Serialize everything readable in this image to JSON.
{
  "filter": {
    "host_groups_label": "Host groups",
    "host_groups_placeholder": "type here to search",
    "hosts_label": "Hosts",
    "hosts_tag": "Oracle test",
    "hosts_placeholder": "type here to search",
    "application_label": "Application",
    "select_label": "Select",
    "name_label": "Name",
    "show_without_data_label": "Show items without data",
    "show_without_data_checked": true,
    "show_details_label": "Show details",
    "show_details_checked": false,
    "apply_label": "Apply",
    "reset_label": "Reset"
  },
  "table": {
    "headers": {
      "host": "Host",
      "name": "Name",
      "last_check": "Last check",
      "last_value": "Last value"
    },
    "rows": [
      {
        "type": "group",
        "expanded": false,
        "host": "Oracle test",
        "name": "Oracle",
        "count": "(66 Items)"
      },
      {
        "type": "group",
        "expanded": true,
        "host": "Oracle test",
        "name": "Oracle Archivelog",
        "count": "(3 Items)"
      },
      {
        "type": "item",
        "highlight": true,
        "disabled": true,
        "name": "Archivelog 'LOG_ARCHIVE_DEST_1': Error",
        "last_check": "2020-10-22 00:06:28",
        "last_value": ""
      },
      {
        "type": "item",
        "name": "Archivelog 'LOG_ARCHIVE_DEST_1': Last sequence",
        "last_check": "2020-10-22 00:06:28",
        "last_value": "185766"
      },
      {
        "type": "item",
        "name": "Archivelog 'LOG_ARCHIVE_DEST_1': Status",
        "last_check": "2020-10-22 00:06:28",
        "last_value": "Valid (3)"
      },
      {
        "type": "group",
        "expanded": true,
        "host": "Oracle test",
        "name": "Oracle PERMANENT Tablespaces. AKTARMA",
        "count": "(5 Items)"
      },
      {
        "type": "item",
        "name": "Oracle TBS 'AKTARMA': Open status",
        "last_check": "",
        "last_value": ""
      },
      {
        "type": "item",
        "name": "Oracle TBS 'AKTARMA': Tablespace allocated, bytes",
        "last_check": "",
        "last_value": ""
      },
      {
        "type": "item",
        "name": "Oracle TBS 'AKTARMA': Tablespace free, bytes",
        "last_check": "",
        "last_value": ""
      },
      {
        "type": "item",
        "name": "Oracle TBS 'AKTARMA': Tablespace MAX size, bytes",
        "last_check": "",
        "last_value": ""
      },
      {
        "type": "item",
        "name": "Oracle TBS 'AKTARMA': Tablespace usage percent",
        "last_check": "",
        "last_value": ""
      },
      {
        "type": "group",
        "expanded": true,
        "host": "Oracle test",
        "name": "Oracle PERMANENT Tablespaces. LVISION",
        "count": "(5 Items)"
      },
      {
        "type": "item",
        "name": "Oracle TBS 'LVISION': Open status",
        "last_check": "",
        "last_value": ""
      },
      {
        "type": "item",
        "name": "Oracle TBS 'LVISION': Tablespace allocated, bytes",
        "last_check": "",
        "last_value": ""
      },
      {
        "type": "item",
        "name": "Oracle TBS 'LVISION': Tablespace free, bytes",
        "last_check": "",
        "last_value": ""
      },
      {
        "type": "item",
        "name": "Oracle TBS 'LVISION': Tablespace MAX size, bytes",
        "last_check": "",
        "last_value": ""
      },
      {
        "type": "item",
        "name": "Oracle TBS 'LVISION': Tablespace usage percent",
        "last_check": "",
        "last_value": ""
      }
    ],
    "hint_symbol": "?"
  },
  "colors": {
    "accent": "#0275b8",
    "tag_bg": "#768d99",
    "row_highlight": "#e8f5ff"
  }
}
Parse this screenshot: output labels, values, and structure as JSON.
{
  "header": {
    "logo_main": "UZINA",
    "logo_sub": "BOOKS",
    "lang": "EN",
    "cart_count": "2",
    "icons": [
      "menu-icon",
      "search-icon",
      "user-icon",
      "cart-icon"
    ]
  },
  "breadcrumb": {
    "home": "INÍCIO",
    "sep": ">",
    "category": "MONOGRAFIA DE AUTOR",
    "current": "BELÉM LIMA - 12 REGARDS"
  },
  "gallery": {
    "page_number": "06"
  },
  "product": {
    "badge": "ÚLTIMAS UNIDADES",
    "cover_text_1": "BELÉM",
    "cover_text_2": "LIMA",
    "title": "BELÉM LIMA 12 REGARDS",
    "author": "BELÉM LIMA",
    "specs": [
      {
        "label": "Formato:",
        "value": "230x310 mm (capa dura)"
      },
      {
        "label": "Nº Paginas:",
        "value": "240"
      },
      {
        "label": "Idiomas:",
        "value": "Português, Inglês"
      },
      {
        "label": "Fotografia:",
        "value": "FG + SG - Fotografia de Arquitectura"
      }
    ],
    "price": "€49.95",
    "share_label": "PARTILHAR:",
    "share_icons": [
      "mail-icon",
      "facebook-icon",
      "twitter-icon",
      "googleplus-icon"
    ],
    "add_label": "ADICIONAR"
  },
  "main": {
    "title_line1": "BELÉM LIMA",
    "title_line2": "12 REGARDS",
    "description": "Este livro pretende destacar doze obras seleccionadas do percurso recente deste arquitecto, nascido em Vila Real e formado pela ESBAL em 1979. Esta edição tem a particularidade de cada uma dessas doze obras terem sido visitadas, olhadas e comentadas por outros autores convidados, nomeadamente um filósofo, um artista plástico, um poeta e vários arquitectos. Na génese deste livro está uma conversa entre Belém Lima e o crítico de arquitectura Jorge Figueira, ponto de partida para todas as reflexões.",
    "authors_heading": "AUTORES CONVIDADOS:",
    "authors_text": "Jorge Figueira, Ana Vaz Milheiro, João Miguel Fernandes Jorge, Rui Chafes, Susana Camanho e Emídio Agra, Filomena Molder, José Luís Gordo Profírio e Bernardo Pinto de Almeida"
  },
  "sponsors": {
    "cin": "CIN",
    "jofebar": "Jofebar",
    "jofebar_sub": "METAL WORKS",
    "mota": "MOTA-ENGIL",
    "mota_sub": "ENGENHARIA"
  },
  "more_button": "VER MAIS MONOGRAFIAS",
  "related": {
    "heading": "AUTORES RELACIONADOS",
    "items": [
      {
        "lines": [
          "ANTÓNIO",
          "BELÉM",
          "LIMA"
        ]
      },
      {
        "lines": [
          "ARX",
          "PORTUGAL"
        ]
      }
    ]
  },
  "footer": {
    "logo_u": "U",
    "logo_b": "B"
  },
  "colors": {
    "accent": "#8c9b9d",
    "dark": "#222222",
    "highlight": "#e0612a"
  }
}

_WHAT YOU NEED TO DO_
Write the material out again in its entirety, exactly as shown.

_REPLY_
Serialize everything readable in this image to JSON.
{
  "filter": {
    "host_groups_label": "Host groups",
    "host_groups_placeholder": "type here to search",
    "hosts_label": "Hosts",
    "hosts_tag": "Oracle test",
    "hosts_placeholder": "type here to search",
    "application_label": "Application",
    "select_label": "Select",
    "name_label": "Name",
    "show_without_data_label": "Show items without data",
    "show_without_data_checked": true,
    "show_details_label": "Show details",
    "show_details_checked": false,
    "apply_label": "Apply",
    "reset_label": "Reset"
  },
  "table": {
    "headers": {
      "host": "Host",
      "name": "Name",
      "last_check": "Last check",
      "last_value": "Last value"
    },
    "rows": [
      {
        "type": "group",
        "expanded": false,
        "host": "Oracle test",
        "name": "Oracle",
        "count": "(66 Items)"
      },
      {
        "type": "group",
        "expanded": true,
        "host": "Oracle test",
        "name": "Oracle Archivelog",
        "count": "(3 Items)"
      },
      {
        "type": "item",
        "highlight": true,
        "disabled": true,
        "name": "Archivelog 'LOG_ARCHIVE_DEST_1': Error",
        "last_check": "2020-10-22 00:06:28",
        "last_value": ""
      },
      {
        "type": "item",
        "name": "Archivelog 'LOG_ARCHIVE_DEST_1': Last sequence",
        "last_check": "2020-10-22 00:06:28",
        "last_value": "185766"
      },
      {
        "type": "item",
        "name": "Archivelog 'LOG_ARCHIVE_DEST_1': Status",
        "last_check": "2020-10-22 00:06:28",
        "last_value": "Valid (3)"
      },
      {
        "type": "group",
        "expanded": true,
        "host": "Oracle test",
        "name": "Oracle PERMANENT Tablespaces. AKTARMA",
        "count": "(5 Items)"
      },
      {
        "type": "item",
        "name": "Oracle TBS 'AKTARMA': Open status",
        "last_check": "",
        "last_value": ""
      },
      {
        "type": "item",
        "name": "Oracle TBS 'AKTARMA': Tablespace allocated, bytes",
        "last_check": "",
        "last_value": ""
      },
      {
        "type": "item",
        "name": "Oracle TBS 'AKTARMA': Tablespace free, bytes",
        "last_check": "",
        "last_value": ""
      },
      {
        "type": "item",
        "name": "Oracle TBS 'AKTARMA': Tablespace MAX size, bytes",
        "last_check": "",
        "last_value": ""
      },
      {
        "type": "item",
        "name": "Oracle TBS 'AKTARMA': Tablespace usage percent",
        "last_check": "",
        "last_value": ""
      },
      {
        "type": "group",
        "expanded": true,
        "host": "Oracle test",
        "name": "Oracle PERMANENT Tablespaces. LVISION",
        "count": "(5 Items)"
      },
      {
        "type": "item",
        "name": "Oracle TBS 'LVISION': Open status",
        "last_check": "",
        "last_value": ""
      },
      {
        "type": "item",
        "name": "Oracle TBS 'LVISION': Tablespace allocated, bytes",
        "last_check": "",
        "last_value": ""
      },
      {
        "type": "item",
        "name": "Oracle TBS 'LVISION': Tablespace free, bytes",
        "last_check": "",
        "last_value": ""
      },
      {
        "type": "item",
        "name": "Oracle TBS 'LVISION': Tablespace MAX size, bytes",
        "last_check": "",
        "last_value": ""
      },
      {
        "type": "item",
        "name": "Oracle TBS 'LVISION': Tablespace usage percent",
        "last_check": "",
        "last_value": ""
      }
    ],
    "hint_symbol": "?"
  },
  "colors": {
    "accent": "#0275b8",
    "tag_bg": "#768d99",
    "row_highlight": "#e8f5ff"
  }
}
Parse this screenshot: output labels, values, and structure as JSON.
{
  "header": {
    "logo_main": "UZINA",
    "logo_sub": "BOOKS",
    "lang": "EN",
    "cart_count": "2",
    "icons": [
      "menu-icon",
      "search-icon",
      "user-icon",
      "cart-icon"
    ]
  },
  "breadcrumb": {
    "home": "INÍCIO",
    "sep": ">",
    "category": "MONOGRAFIA DE AUTOR",
    "current": "BELÉM LIMA - 12 REGARDS"
  },
  "gallery": {
    "page_number": "06"
  },
  "product": {
    "badge": "ÚLTIMAS UNIDADES",
    "cover_text_1": "BELÉM",
    "cover_text_2": "LIMA",
    "title": "BELÉM LIMA 12 REGARDS",
    "author": "BELÉM LIMA",
    "specs": [
      {
        "label": "Formato:",
        "value": "230x310 mm (capa dura)"
      },
      {
        "label": "Nº Paginas:",
        "value": "240"
      },
      {
        "label": "Idiomas:",
        "value": "Português, Inglês"
      },
      {
        "label": "Fotografia:",
        "value": "FG + SG - Fotografia de Arquitectura"
      }
    ],
    "price": "€49.95",
    "share_label": "PARTILHAR:",
    "share_icons": [
      "mail-icon",
      "facebook-icon",
      "twitter-icon",
      "googleplus-icon"
    ],
    "add_label": "ADICIONAR"
  },
  "main": {
    "title_line1": "BELÉM LIMA",
    "title_line2": "12 REGARDS",
    "description": "Este livro pretende destacar doze obras seleccionadas do percurso recente deste arquitecto, nascido em Vila Real e formado pela ESBAL em 1979. Esta edição tem a particularidade de cada uma dessas doze obras terem sido visitadas, olhadas e comentadas por outros autores convidados, nomeadamente um filósofo, um artista plástico, um poeta e vários arquitectos. Na génese deste livro está uma conversa entre Belém Lima e o crítico de arquitectura Jorge Figueira, ponto de partida para todas as reflexões.",
    "authors_heading": "AUTORES CONVIDADOS:",
    "authors_text": "Jorge Figueira, Ana Vaz Milheiro, João Miguel Fernandes Jorge, Rui Chafes, Susana Camanho e Emídio Agra, Filomena Molder, José Luís Gordo Profírio e Bernardo Pinto de Almeida"
  },
  "sponsors": {
    "cin": "CIN",
    "jofebar": "Jofebar",
    "jofebar_sub": "METAL WORKS",
    "mota": "MOTA-ENGIL",
    "mota_sub": "ENGENHARIA"
  },
  "more_button": "VER MAIS MONOGRAFIAS",
  "related": {
    "heading": "AUTORES RELACIONADOS",
    "items": [
      {
        "lines": [
          "ANTÓNIO",
          "BELÉM",
          "LIMA"
        ]
      },
      {
        "lines": [
          "ARX",
          "PORTUGAL"
        ]
      }
    ]
  },
  "footer": {
    "logo_u": "U",
    "logo_b": "B"
  },
  "colors": {
    "accent": "#8c9b9d",
    "dark": "#222222",
    "highlight": "#e0612a"
  }
}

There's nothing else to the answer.